→ **Problem to solve**: Can you print the data exactly and leave out each image?

→ **Exercise inputs**:
— start —
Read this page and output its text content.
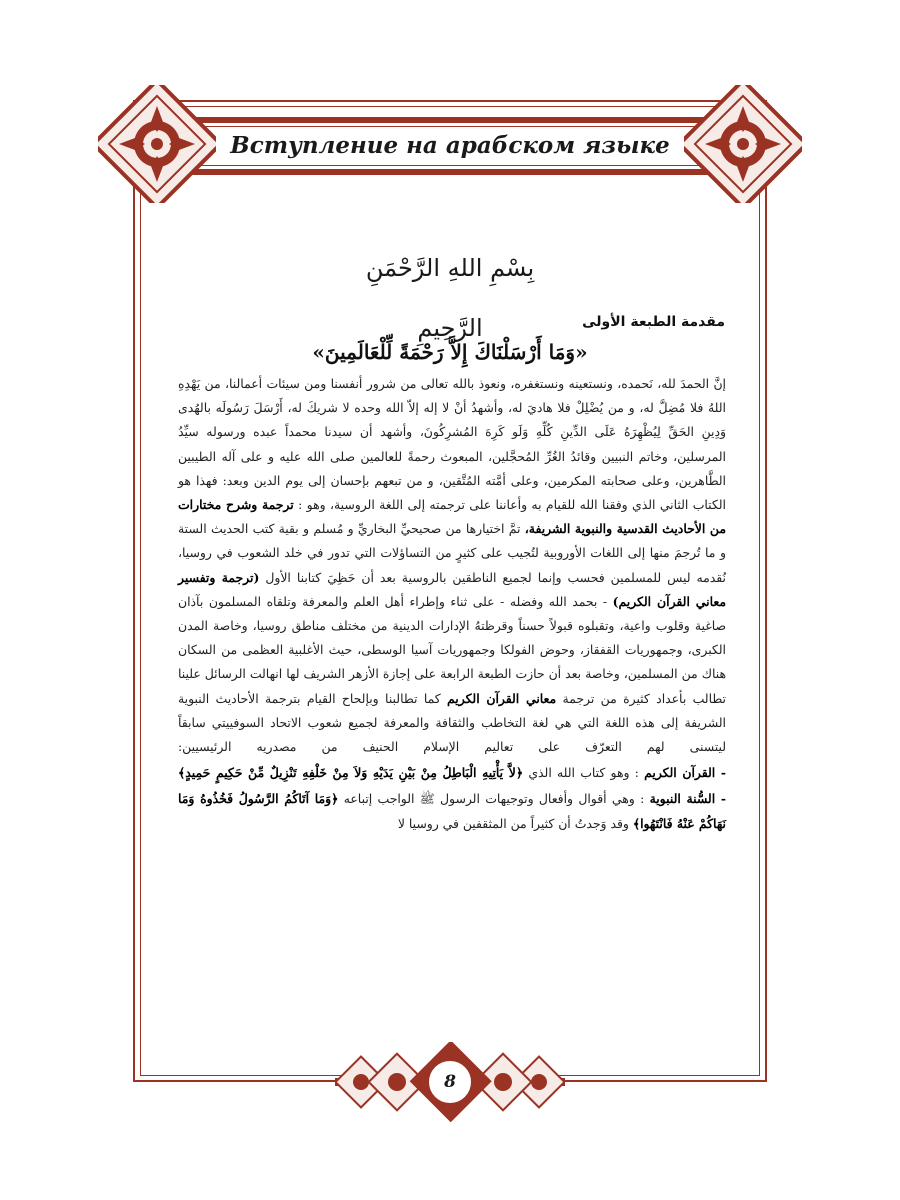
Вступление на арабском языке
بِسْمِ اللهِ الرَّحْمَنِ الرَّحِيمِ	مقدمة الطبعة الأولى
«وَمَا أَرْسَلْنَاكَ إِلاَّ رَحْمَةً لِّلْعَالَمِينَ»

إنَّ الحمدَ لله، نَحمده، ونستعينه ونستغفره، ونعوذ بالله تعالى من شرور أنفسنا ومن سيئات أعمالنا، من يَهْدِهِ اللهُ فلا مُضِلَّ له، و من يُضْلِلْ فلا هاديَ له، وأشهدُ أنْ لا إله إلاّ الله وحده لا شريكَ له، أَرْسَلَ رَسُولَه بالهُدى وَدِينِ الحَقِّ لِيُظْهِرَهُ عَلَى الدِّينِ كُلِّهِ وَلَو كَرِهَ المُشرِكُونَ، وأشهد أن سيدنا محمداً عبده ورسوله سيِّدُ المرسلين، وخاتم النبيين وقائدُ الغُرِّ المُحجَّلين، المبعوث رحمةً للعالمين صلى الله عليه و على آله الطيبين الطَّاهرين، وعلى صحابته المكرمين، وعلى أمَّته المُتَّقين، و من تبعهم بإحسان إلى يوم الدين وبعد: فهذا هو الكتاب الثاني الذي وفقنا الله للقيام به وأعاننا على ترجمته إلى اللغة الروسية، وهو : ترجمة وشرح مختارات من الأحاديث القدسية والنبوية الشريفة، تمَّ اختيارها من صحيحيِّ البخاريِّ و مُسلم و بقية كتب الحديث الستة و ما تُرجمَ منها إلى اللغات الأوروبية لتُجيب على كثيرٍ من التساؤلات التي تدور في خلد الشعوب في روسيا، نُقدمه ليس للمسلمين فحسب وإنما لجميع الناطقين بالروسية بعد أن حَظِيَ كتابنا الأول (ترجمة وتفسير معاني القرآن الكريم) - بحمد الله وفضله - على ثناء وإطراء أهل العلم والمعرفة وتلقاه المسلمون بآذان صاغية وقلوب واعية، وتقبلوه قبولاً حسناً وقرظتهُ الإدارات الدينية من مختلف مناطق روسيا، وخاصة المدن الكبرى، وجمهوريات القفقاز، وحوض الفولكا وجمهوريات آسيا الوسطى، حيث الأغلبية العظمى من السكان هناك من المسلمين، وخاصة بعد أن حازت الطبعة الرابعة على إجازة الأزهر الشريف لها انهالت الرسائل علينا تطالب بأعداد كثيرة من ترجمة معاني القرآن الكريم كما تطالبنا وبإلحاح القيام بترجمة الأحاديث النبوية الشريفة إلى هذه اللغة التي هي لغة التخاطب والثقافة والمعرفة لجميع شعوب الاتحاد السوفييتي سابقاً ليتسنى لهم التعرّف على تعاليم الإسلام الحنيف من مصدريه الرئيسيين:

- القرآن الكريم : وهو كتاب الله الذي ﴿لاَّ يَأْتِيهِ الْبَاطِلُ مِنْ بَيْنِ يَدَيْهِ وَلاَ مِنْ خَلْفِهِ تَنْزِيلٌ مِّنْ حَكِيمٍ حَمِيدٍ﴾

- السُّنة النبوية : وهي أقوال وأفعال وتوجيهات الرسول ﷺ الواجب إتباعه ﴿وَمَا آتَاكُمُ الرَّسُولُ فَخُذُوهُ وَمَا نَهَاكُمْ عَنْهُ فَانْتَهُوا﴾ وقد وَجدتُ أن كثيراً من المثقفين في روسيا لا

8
— end —
→ **Correct result**:
Read this page and output its text content.
Вступление на арабском языке
بِسْمِ اللهِ الرَّحْمَنِ الرَّحِيمِ	مقدمة الطبعة الأولى
«وَمَا أَرْسَلْنَاكَ إِلاَّ رَحْمَةً لِّلْعَالَمِينَ»

إنَّ الحمدَ لله، نَحمده، ونستعينه ونستغفره، ونعوذ بالله تعالى من شرور أنفسنا ومن سيئات أعمالنا، من يَهْدِهِ اللهُ فلا مُضِلَّ له، و من يُضْلِلْ فلا هاديَ له، وأشهدُ أنْ لا إله إلاّ الله وحده لا شريكَ له، أَرْسَلَ رَسُولَه بالهُدى وَدِينِ الحَقِّ لِيُظْهِرَهُ عَلَى الدِّينِ كُلِّهِ وَلَو كَرِهَ المُشرِكُونَ، وأشهد أن سيدنا محمداً عبده ورسوله سيِّدُ المرسلين، وخاتم النبيين وقائدُ الغُرِّ المُحجَّلين، المبعوث رحمةً للعالمين صلى الله عليه و على آله الطيبين الطَّاهرين، وعلى صحابته المكرمين، وعلى أمَّته المُتَّقين، و من تبعهم بإحسان إلى يوم الدين وبعد: فهذا هو الكتاب الثاني الذي وفقنا الله للقيام به وأعاننا على ترجمته إلى اللغة الروسية، وهو : ترجمة وشرح مختارات من الأحاديث القدسية والنبوية الشريفة، تمَّ اختيارها من صحيحيِّ البخاريِّ و مُسلم و بقية كتب الحديث الستة و ما تُرجمَ منها إلى اللغات الأوروبية لتُجيب على كثيرٍ من التساؤلات التي تدور في خلد الشعوب في روسيا، نُقدمه ليس للمسلمين فحسب وإنما لجميع الناطقين بالروسية بعد أن حَظِيَ كتابنا الأول (ترجمة وتفسير معاني القرآن الكريم) - بحمد الله وفضله - على ثناء وإطراء أهل العلم والمعرفة وتلقاه المسلمون بآذان صاغية وقلوب واعية، وتقبلوه قبولاً حسناً وقرظتهُ الإدارات الدينية من مختلف مناطق روسيا، وخاصة المدن الكبرى، وجمهوريات القفقاز، وحوض الفولكا وجمهوريات آسيا الوسطى، حيث الأغلبية العظمى من السكان هناك من المسلمين، وخاصة بعد أن حازت الطبعة الرابعة على إجازة الأزهر الشريف لها انهالت الرسائل علينا تطالب بأعداد كثيرة من ترجمة معاني القرآن الكريم كما تطالبنا وبإلحاح القيام بترجمة الأحاديث النبوية الشريفة إلى هذه اللغة التي هي لغة التخاطب والثقافة والمعرفة لجميع شعوب الاتحاد السوفييتي سابقاً ليتسنى لهم التعرّف على تعاليم الإسلام الحنيف من مصدريه الرئيسيين:

- القرآن الكريم : وهو كتاب الله الذي ﴿لاَّ يَأْتِيهِ الْبَاطِلُ مِنْ بَيْنِ يَدَيْهِ وَلاَ مِنْ خَلْفِهِ تَنْزِيلٌ مِّنْ حَكِيمٍ حَمِيدٍ﴾

- السُّنة النبوية : وهي أقوال وأفعال وتوجيهات الرسول ﷺ الواجب إتباعه ﴿وَمَا آتَاكُمُ الرَّسُولُ فَخُذُوهُ وَمَا نَهَاكُمْ عَنْهُ فَانْتَهُوا﴾ وقد وَجدتُ أن كثيراً من المثقفين في روسيا لا

8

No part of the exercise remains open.